> _RECORD EXCERPTS_
━━━━━━━━━━

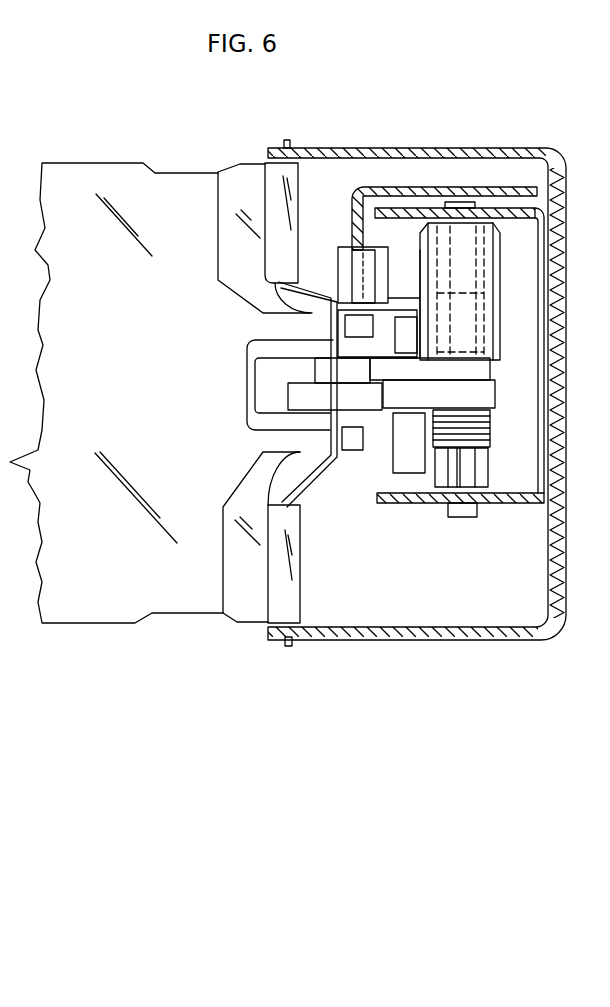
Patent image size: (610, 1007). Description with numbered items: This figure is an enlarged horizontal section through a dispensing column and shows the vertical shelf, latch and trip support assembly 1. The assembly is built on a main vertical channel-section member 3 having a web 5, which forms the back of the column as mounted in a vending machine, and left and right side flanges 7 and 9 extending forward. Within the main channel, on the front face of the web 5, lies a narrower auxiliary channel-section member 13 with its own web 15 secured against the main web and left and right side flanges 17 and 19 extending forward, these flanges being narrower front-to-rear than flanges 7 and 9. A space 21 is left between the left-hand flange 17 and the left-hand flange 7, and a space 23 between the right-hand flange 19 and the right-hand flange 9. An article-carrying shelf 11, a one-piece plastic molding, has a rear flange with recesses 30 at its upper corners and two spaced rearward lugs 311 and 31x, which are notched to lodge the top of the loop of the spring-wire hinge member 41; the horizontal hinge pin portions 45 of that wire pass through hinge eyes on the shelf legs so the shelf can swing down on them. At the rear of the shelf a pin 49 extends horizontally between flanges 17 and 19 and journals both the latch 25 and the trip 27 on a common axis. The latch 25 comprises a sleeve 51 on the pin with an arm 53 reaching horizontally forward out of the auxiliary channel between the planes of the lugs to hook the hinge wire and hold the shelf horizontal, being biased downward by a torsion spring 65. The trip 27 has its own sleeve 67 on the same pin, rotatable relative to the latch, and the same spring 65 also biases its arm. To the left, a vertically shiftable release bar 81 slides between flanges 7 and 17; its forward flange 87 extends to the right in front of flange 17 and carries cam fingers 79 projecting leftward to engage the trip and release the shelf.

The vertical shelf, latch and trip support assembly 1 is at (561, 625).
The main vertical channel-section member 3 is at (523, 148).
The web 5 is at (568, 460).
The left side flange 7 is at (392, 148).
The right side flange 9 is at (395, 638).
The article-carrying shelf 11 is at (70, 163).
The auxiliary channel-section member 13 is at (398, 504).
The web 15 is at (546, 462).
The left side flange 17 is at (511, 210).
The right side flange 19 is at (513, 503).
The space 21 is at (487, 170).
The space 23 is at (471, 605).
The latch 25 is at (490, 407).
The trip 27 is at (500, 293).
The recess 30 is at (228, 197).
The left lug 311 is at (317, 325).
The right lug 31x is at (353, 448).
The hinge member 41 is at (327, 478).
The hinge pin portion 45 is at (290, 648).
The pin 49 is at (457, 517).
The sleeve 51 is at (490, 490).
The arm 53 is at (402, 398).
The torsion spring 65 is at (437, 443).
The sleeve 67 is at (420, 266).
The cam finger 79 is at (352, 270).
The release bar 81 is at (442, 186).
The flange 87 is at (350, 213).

━━━━━━━━━━

Reproduce all of the material above word for word, omitting the pictures.

Patent image size: (610, 1007). Description with numbered items: This figure is an enlarged horizontal section through a dispensing column and shows the vertical shelf, latch and trip support assembly 1. The assembly is built on a main vertical channel-section member 3 having a web 5, which forms the back of the column as mounted in a vending machine, and left and right side flanges 7 and 9 extending forward. Within the main channel, on the front face of the web 5, lies a narrower auxiliary channel-section member 13 with its own web 15 secured against the main web and left and right side flanges 17 and 19 extending forward, these flanges being narrower front-to-rear than flanges 7 and 9. A space 21 is left between the left-hand flange 17 and the left-hand flange 7, and a space 23 between the right-hand flange 19 and the right-hand flange 9. An article-carrying shelf 11, a one-piece plastic molding, has a rear flange with recesses 30 at its upper corners and two spaced rearward lugs 311 and 31x, which are notched to lodge the top of the loop of the spring-wire hinge member 41; the horizontal hinge pin portions 45 of that wire pass through hinge eyes on the shelf legs so the shelf can swing down on them. At the rear of the shelf a pin 49 extends horizontally between flanges 17 and 19 and journals both the latch 25 and the trip 27 on a common axis. The latch 25 comprises a sleeve 51 on the pin with an arm 53 reaching horizontally forward out of the auxiliary channel between the planes of the lugs to hook the hinge wire and hold the shelf horizontal, being biased downward by a torsion spring 65. The trip 27 has its own sleeve 67 on the same pin, rotatable relative to the latch, and the same spring 65 also biases its arm. To the left, a vertically shiftable release bar 81 slides between flanges 7 and 17; its forward flange 87 extends to the right in front of flange 17 and carries cam fingers 79 projecting leftward to engage the trip and release the shelf.

The vertical shelf, latch and trip support assembly 1 is at (561, 625).
The main vertical channel-section member 3 is at (523, 148).
The web 5 is at (568, 460).
The left side flange 7 is at (392, 148).
The right side flange 9 is at (395, 638).
The article-carrying shelf 11 is at (70, 163).
The auxiliary channel-section member 13 is at (398, 504).
The web 15 is at (546, 462).
The left side flange 17 is at (511, 210).
The right side flange 19 is at (513, 503).
The space 21 is at (487, 170).
The space 23 is at (471, 605).
The latch 25 is at (490, 407).
The trip 27 is at (500, 293).
The recess 30 is at (228, 197).
The left lug 311 is at (317, 325).
The right lug 31x is at (353, 448).
The hinge member 41 is at (327, 478).
The hinge pin portion 45 is at (290, 648).
The pin 49 is at (457, 517).
The sleeve 51 is at (490, 490).
The arm 53 is at (402, 398).
The torsion spring 65 is at (437, 443).
The sleeve 67 is at (420, 266).
The cam finger 79 is at (352, 270).
The release bar 81 is at (442, 186).
The flange 87 is at (350, 213).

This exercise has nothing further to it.